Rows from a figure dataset

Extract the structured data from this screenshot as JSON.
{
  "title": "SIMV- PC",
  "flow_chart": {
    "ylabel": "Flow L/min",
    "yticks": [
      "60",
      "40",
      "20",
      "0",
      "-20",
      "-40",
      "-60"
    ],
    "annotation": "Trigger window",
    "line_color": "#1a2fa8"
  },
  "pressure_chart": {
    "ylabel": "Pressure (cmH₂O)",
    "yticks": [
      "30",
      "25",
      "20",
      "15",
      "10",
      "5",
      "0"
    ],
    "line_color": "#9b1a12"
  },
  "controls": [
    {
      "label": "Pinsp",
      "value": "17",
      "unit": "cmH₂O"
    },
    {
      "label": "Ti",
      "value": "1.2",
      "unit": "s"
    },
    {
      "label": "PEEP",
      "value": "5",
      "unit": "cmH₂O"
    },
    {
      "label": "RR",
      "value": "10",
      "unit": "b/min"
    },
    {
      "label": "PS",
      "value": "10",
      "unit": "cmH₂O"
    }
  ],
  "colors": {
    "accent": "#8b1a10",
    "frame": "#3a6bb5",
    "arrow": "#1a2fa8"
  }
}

Instruction:
Go through the material above and copy each line that has the word "value".

Response:
      "value": "17",
      "value": "1.2",
      "value": "5",
      "value": "10",
      "value": "10",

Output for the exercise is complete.